Every entry below must be repeated exactly; skip the pictures.
* Start Dataset records *
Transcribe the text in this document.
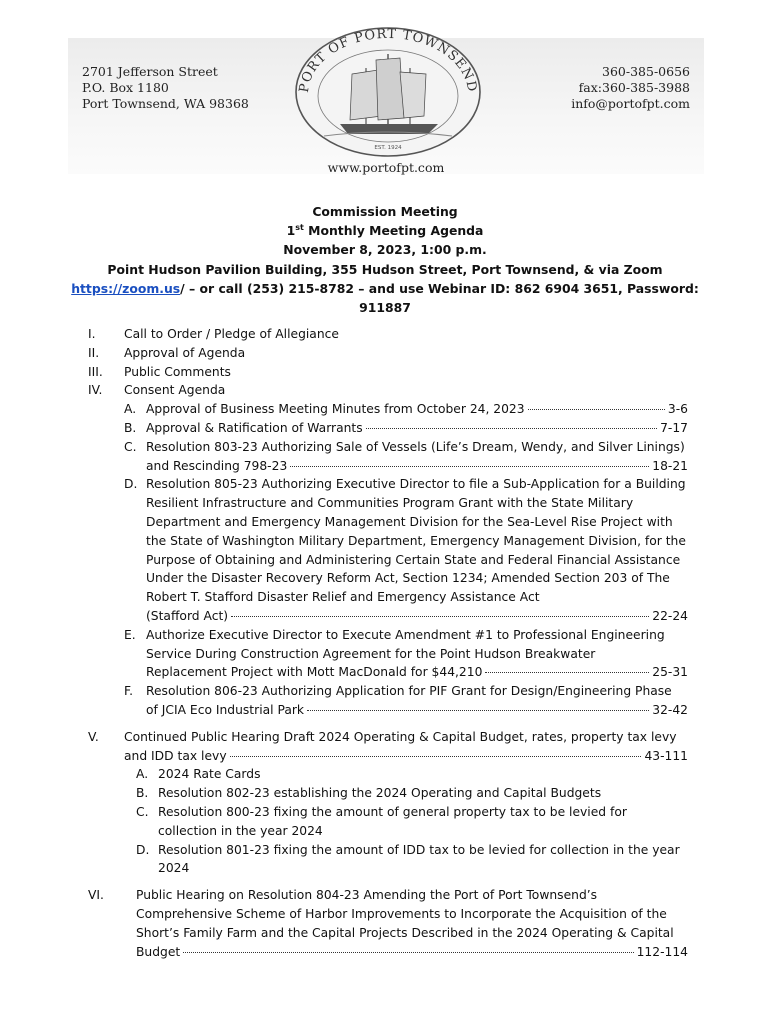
2701 Jefferson Street
P.O. Box 1180
Port Townsend, WA 98368
PORT OF PORT TOWNSEND
EST. 1924
360-385-0656
fax:360-385-3988
info@portofpt.com
www.portofpt.com
Commission Meeting
1st Monthly Meeting Agenda
November 8, 2023, 1:00 p.m.
Point Hudson Pavilion Building, 355 Hudson Street, Port Townsend, & via Zoom
https://zoom.us/ – or call (253) 215-8782 – and use Webinar ID: 862 6904 3651, Password:
911887
I. Call to Order / Pledge of Allegiance
II. Approval of Agenda
III. Public Comments
IV. Consent Agenda
A. Approval of Business Meeting Minutes from October 24, 2023	3-6
B. Approval & Ratification of Warrants	7-17
C. Resolution 803-23 Authorizing Sale of Vessels (Life’s Dream, Wendy, and Silver Linings)
and Rescinding 798-23	18-21
D. Resolution 805-23 Authorizing Executive Director to file a Sub-Application for a Building Resilient Infrastructure and Communities Program Grant with the State Military Department and Emergency Management Division for the Sea-Level Rise Project with the State of Washington Military Department, Emergency Management Division, for the Purpose of Obtaining and Administering Certain State and Federal Financial Assistance Under the Disaster Recovery Reform Act, Section 1234; Amended Section 203 of The Robert T. Stafford Disaster Relief and Emergency Assistance Act
(Stafford Act)	22-24
E. Authorize Executive Director to Execute Amendment #1 to Professional Engineering Service During Construction Agreement for the Point Hudson Breakwater
Replacement Project with Mott MacDonald for $44,210	25-31
F. Resolution 806-23 Authorizing Application for PIF Grant for Design/Engineering Phase
of JCIA Eco Industrial Park	32-42
V. Continued Public Hearing Draft 2024 Operating & Capital Budget, rates, property tax levy
and IDD tax levy	43-111
A. 2024 Rate Cards
B. Resolution 802-23 establishing the 2024 Operating and Capital Budgets
C. Resolution 800-23 fixing the amount of general property tax to be levied for collection in the year 2024
D. Resolution 801-23 fixing the amount of IDD tax to be levied for collection in the year 2024
VI.	Public Hearing on Resolution 804-23 Amending the Port of Port Townsend’s Comprehensive Scheme of Harbor Improvements to Incorporate the Acquisition of the Short’s Family Farm and the Capital Projects Described in the 2024 Operating & Capital
Budget	112-114
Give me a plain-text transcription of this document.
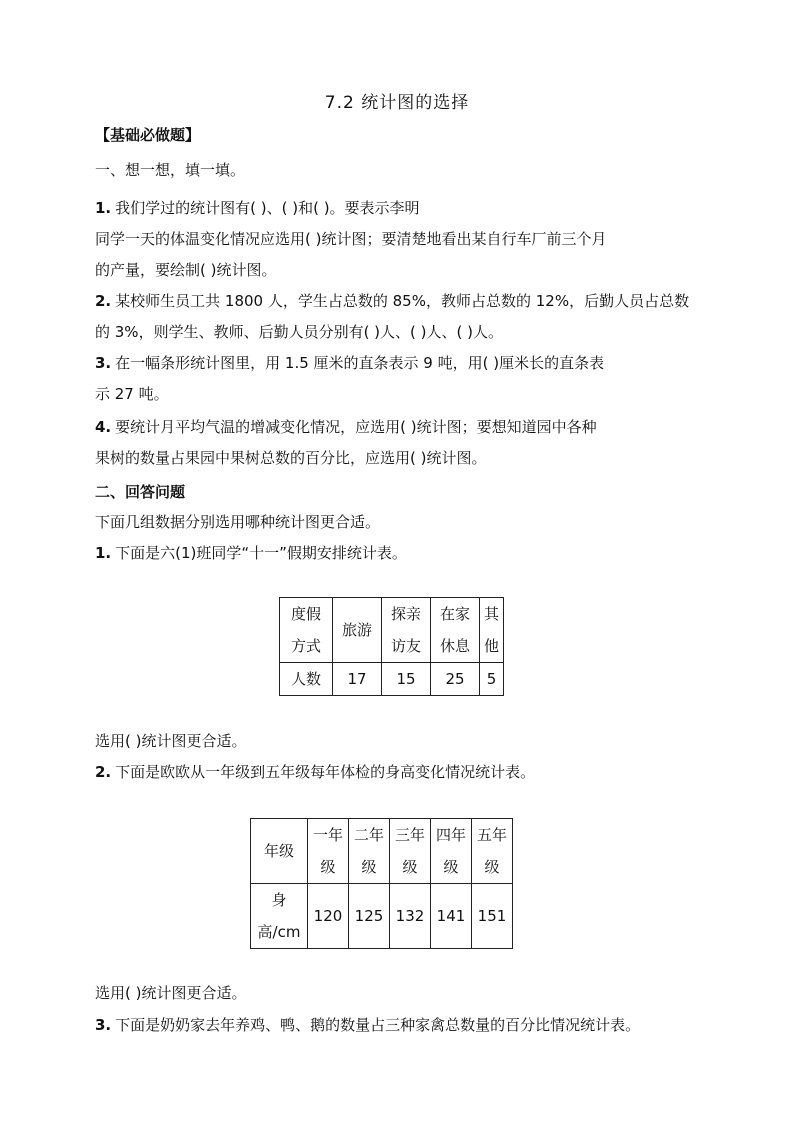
7.2 统计图的选择
【基础必做题】
一、想一想，填一填。
1. 我们学过的统计图有( )、( )和( )。要表示李明
同学一天的体温变化情况应选用( )统计图；要清楚地看出某自行车厂前三个月
的产量，要绘制( )统计图。
2. 某校师生员工共 1800 人，学生占总数的 85%，教师占总数的 12%，后勤人员占总数
的 3%，则学生、教师、后勤人员分别有( )人、( )人、( )人。
3. 在一幅条形统计图里，用 1.5 厘米的直条表示 9 吨，用( )厘米长的直条表
示 27 吨。
4. 要统计月平均气温的增减变化情况，应选用( )统计图；要想知道园中各种
果树的数量占果园中果树总数的百分比，应选用( )统计图。
二、回答问题
下面几组数据分别选用哪种统计图更合适。
1. 下面是六(1)班同学“十一”假期安排统计表。
度假方式	旅游	探亲访友	在家休息	其他
人数	17	15	25	5
选用( )统计图更合适。
2. 下面是欧欧从一年级到五年级每年体检的身高变化情况统计表。
年级	一年级	二年级	三年级	四年级	五年级
身高/cm	120	125	132	141	151
选用( )统计图更合适。
3. 下面是奶奶家去年养鸡、鸭、鹅的数量占三种家禽总数量的百分比情况统计表。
* End Dataset records *
> **Correct result**:
Transcribe the text in this document.
2701 Jefferson Street
P.O. Box 1180
Port Townsend, WA 98368
PORT OF PORT TOWNSEND
EST. 1924
360-385-0656
fax:360-385-3988
info@portofpt.com
www.portofpt.com
Commission Meeting
1st Monthly Meeting Agenda
November 8, 2023, 1:00 p.m.
Point Hudson Pavilion Building, 355 Hudson Street, Port Townsend, & via Zoom
https://zoom.us/ – or call (253) 215-8782 – and use Webinar ID: 862 6904 3651, Password:
911887
I. Call to Order / Pledge of Allegiance
II. Approval of Agenda
III. Public Comments
IV. Consent Agenda
A. Approval of Business Meeting Minutes from October 24, 2023	3-6
B. Approval & Ratification of Warrants	7-17
C. Resolution 803-23 Authorizing Sale of Vessels (Life’s Dream, Wendy, and Silver Linings)
and Rescinding 798-23	18-21
D. Resolution 805-23 Authorizing Executive Director to file a Sub-Application for a Building Resilient Infrastructure and Communities Program Grant with the State Military Department and Emergency Management Division for the Sea-Level Rise Project with the State of Washington Military Department, Emergency Management Division, for the Purpose of Obtaining and Administering Certain State and Federal Financial Assistance Under the Disaster Recovery Reform Act, Section 1234; Amended Section 203 of The Robert T. Stafford Disaster Relief and Emergency Assistance Act
(Stafford Act)	22-24
E. Authorize Executive Director to Execute Amendment #1 to Professional Engineering Service During Construction Agreement for the Point Hudson Breakwater
Replacement Project with Mott MacDonald for $44,210	25-31
F. Resolution 806-23 Authorizing Application for PIF Grant for Design/Engineering Phase
of JCIA Eco Industrial Park	32-42
V. Continued Public Hearing Draft 2024 Operating & Capital Budget, rates, property tax levy
and IDD tax levy	43-111
A. 2024 Rate Cards
B. Resolution 802-23 establishing the 2024 Operating and Capital Budgets
C. Resolution 800-23 fixing the amount of general property tax to be levied for collection in the year 2024
D. Resolution 801-23 fixing the amount of IDD tax to be levied for collection in the year 2024
VI.	Public Hearing on Resolution 804-23 Amending the Port of Port Townsend’s Comprehensive Scheme of Harbor Improvements to Incorporate the Acquisition of the Short’s Family Farm and the Capital Projects Described in the 2024 Operating & Capital
Budget	112-114
Give me a plain-text transcription of this document.
7.2 统计图的选择
【基础必做题】
一、想一想，填一填。
1. 我们学过的统计图有( )、( )和( )。要表示李明
同学一天的体温变化情况应选用( )统计图；要清楚地看出某自行车厂前三个月
的产量，要绘制( )统计图。
2. 某校师生员工共 1800 人，学生占总数的 85%，教师占总数的 12%，后勤人员占总数
的 3%，则学生、教师、后勤人员分别有( )人、( )人、( )人。
3. 在一幅条形统计图里，用 1.5 厘米的直条表示 9 吨，用( )厘米长的直条表
示 27 吨。
4. 要统计月平均气温的增减变化情况，应选用( )统计图；要想知道园中各种
果树的数量占果园中果树总数的百分比，应选用( )统计图。
二、回答问题
下面几组数据分别选用哪种统计图更合适。
1. 下面是六(1)班同学“十一”假期安排统计表。
度假方式	旅游	探亲访友	在家休息	其他
人数	17	15	25	5
选用( )统计图更合适。
2. 下面是欧欧从一年级到五年级每年体检的身高变化情况统计表。
年级	一年级	二年级	三年级	四年级	五年级
身高/cm	120	125	132	141	151
选用( )统计图更合适。
3. 下面是奶奶家去年养鸡、鸭、鹅的数量占三种家禽总数量的百分比情况统计表。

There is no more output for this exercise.